» **EXERCISE GOAL**
Quote every line of the data below as it stands, omitting pictures.

» **SUPPLIED ENTRIES**

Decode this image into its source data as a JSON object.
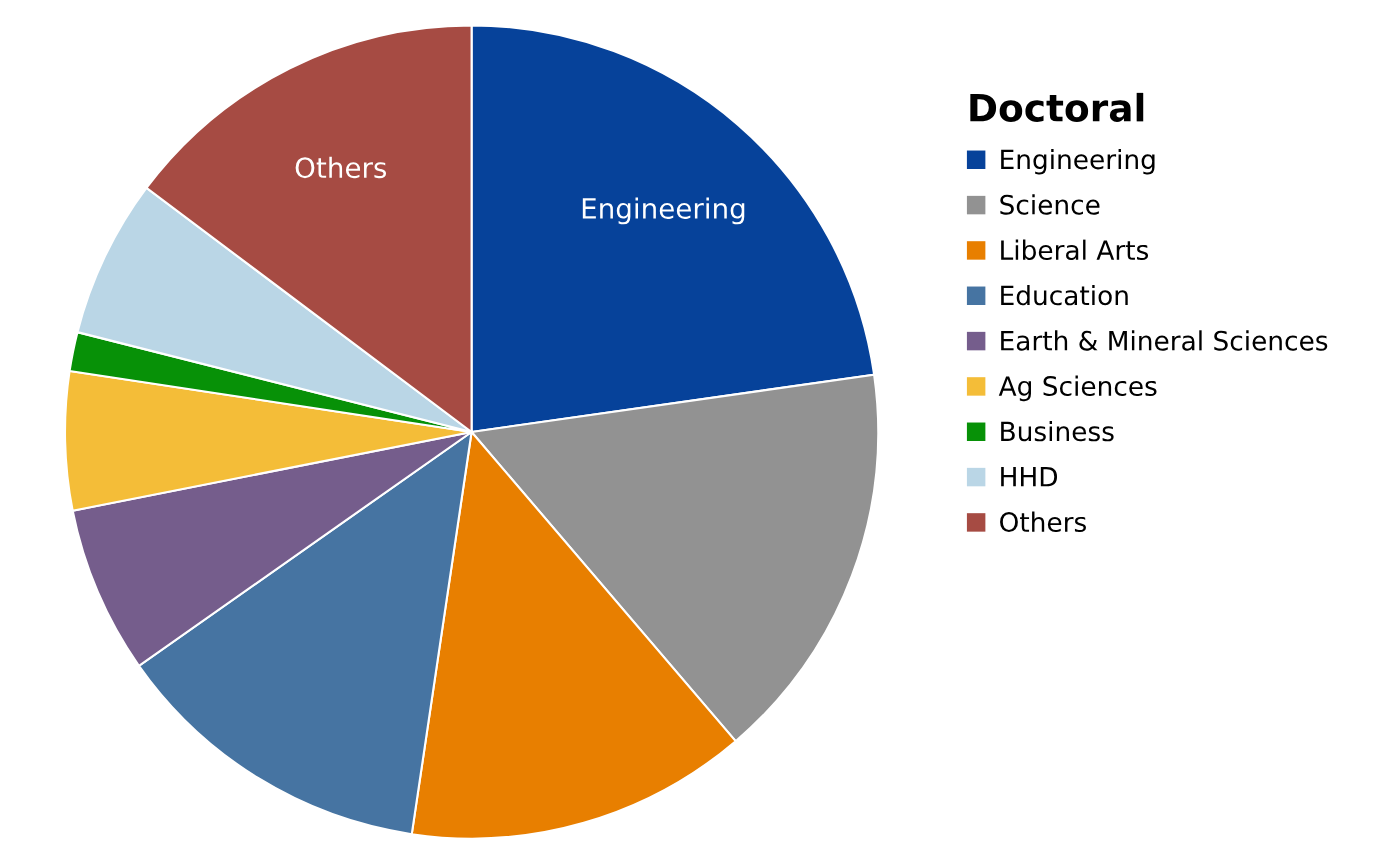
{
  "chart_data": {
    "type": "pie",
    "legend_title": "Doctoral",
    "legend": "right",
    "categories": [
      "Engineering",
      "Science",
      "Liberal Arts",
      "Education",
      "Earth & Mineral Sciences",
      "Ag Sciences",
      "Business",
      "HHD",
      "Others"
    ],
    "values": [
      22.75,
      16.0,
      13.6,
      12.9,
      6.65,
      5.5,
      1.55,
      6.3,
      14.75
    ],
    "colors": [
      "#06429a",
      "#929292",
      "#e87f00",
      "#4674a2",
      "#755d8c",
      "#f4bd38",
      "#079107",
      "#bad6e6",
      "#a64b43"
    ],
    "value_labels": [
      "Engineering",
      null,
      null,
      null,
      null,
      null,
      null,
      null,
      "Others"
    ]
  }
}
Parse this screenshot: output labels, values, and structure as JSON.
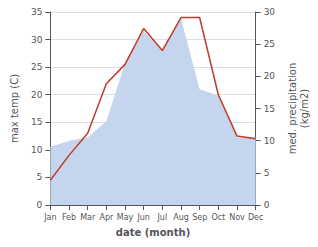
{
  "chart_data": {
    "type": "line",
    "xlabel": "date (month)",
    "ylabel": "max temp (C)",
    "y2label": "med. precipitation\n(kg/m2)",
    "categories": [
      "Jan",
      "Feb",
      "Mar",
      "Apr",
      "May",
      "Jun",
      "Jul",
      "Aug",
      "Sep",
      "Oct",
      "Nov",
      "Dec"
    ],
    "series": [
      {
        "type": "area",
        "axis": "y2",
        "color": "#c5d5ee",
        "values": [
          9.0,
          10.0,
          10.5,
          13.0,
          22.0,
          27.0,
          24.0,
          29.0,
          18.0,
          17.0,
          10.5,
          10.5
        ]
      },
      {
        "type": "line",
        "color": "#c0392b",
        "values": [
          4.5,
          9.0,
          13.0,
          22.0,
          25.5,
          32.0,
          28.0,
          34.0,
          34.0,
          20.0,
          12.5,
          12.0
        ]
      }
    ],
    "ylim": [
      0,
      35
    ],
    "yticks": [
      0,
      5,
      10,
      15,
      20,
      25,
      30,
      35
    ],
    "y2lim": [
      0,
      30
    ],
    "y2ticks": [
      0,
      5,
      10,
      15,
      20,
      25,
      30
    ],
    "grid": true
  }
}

» **ANSWER FOR THE TASK**
Decode this image into its source data as a JSON object.
{
  "chart_data": {
    "type": "pie",
    "legend_title": "Doctoral",
    "legend": "right",
    "categories": [
      "Engineering",
      "Science",
      "Liberal Arts",
      "Education",
      "Earth & Mineral Sciences",
      "Ag Sciences",
      "Business",
      "HHD",
      "Others"
    ],
    "values": [
      22.75,
      16.0,
      13.6,
      12.9,
      6.65,
      5.5,
      1.55,
      6.3,
      14.75
    ],
    "colors": [
      "#06429a",
      "#929292",
      "#e87f00",
      "#4674a2",
      "#755d8c",
      "#f4bd38",
      "#079107",
      "#bad6e6",
      "#a64b43"
    ],
    "value_labels": [
      "Engineering",
      null,
      null,
      null,
      null,
      null,
      null,
      null,
      "Others"
    ]
  }
}
Parse this screenshot: output labels, values, and structure as JSON.
{
  "chart_data": {
    "type": "line",
    "xlabel": "date (month)",
    "ylabel": "max temp (C)",
    "y2label": "med. precipitation\n(kg/m2)",
    "categories": [
      "Jan",
      "Feb",
      "Mar",
      "Apr",
      "May",
      "Jun",
      "Jul",
      "Aug",
      "Sep",
      "Oct",
      "Nov",
      "Dec"
    ],
    "series": [
      {
        "type": "area",
        "axis": "y2",
        "color": "#c5d5ee",
        "values": [
          9.0,
          10.0,
          10.5,
          13.0,
          22.0,
          27.0,
          24.0,
          29.0,
          18.0,
          17.0,
          10.5,
          10.5
        ]
      },
      {
        "type": "line",
        "color": "#c0392b",
        "values": [
          4.5,
          9.0,
          13.0,
          22.0,
          25.5,
          32.0,
          28.0,
          34.0,
          34.0,
          20.0,
          12.5,
          12.0
        ]
      }
    ],
    "ylim": [
      0,
      35
    ],
    "yticks": [
      0,
      5,
      10,
      15,
      20,
      25,
      30,
      35
    ],
    "y2lim": [
      0,
      30
    ],
    "y2ticks": [
      0,
      5,
      10,
      15,
      20,
      25,
      30
    ],
    "grid": true
  }
}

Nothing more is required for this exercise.